** begin **

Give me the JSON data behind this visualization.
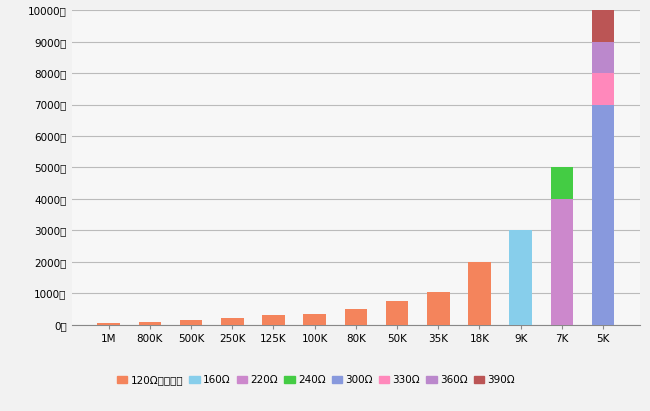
{
  "categories": [
    "1M",
    "800K",
    "500K",
    "250K",
    "125K",
    "100K",
    "80K",
    "50K",
    "35K",
    "18K",
    "9K",
    "7K",
    "5K"
  ],
  "series": [
    {
      "name": "120Ω匹配电队",
      "color": "#F4845C",
      "values": [
        50,
        100,
        150,
        200,
        300,
        350,
        500,
        750,
        1050,
        2000,
        0,
        0,
        0
      ]
    },
    {
      "name": "160Ω",
      "color": "#87CEEB",
      "values": [
        0,
        0,
        0,
        0,
        0,
        0,
        0,
        0,
        0,
        0,
        3000,
        0,
        0
      ]
    },
    {
      "name": "220Ω",
      "color": "#CC88CC",
      "values": [
        0,
        0,
        0,
        0,
        0,
        0,
        0,
        0,
        0,
        0,
        0,
        4000,
        0
      ]
    },
    {
      "name": "240Ω",
      "color": "#44CC44",
      "values": [
        0,
        0,
        0,
        0,
        0,
        0,
        0,
        0,
        0,
        0,
        0,
        1000,
        0
      ]
    },
    {
      "name": "300Ω",
      "color": "#8899DD",
      "values": [
        0,
        0,
        0,
        0,
        0,
        0,
        0,
        0,
        0,
        0,
        0,
        0,
        7000
      ]
    },
    {
      "name": "330Ω",
      "color": "#FF88BB",
      "values": [
        0,
        0,
        0,
        0,
        0,
        0,
        0,
        0,
        0,
        0,
        0,
        0,
        1000
      ]
    },
    {
      "name": "360Ω",
      "color": "#BB88CC",
      "values": [
        0,
        0,
        0,
        0,
        0,
        0,
        0,
        0,
        0,
        0,
        0,
        0,
        1000
      ]
    },
    {
      "name": "390Ω",
      "color": "#BB5555",
      "values": [
        0,
        0,
        0,
        0,
        0,
        0,
        0,
        0,
        0,
        0,
        0,
        0,
        1000
      ]
    }
  ],
  "ylim": [
    0,
    10000
  ],
  "ytick_values": [
    0,
    1000,
    2000,
    3000,
    4000,
    5000,
    6000,
    7000,
    8000,
    9000,
    10000
  ],
  "ytick_labels": [
    "0米",
    "1000米",
    "2000米",
    "3000米",
    "4000米",
    "5000米",
    "6000米",
    "7000米",
    "8000米",
    "9000米",
    "10000米"
  ],
  "background_color": "#F2F2F2",
  "plot_bg_color": "#F7F7F7",
  "grid_color": "#BBBBBB",
  "bar_width": 0.55,
  "legend_fontsize": 7.5,
  "tick_fontsize": 7.5
}
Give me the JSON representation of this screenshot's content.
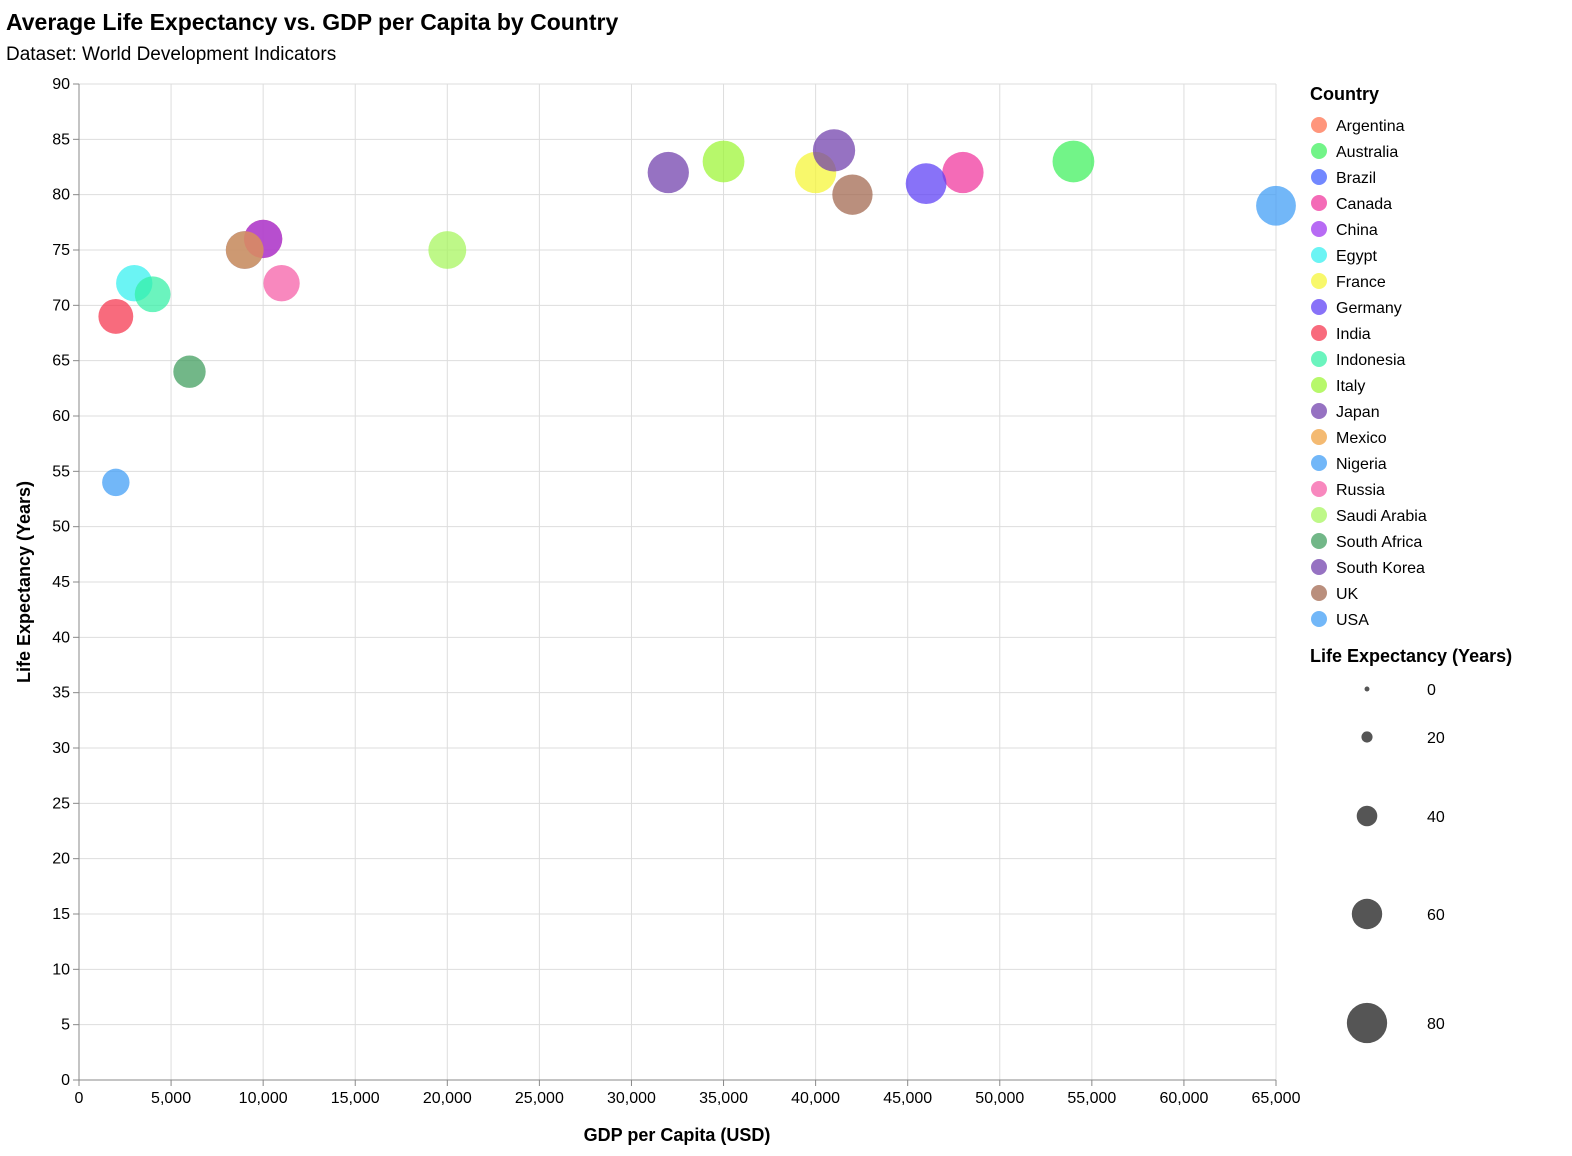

** end **

Return the lines of the records that include the string "Give".

EXERCISE RESULT |
Give me the JSON data behind this visualization.
Give me the JSON representation of this screenshot's content.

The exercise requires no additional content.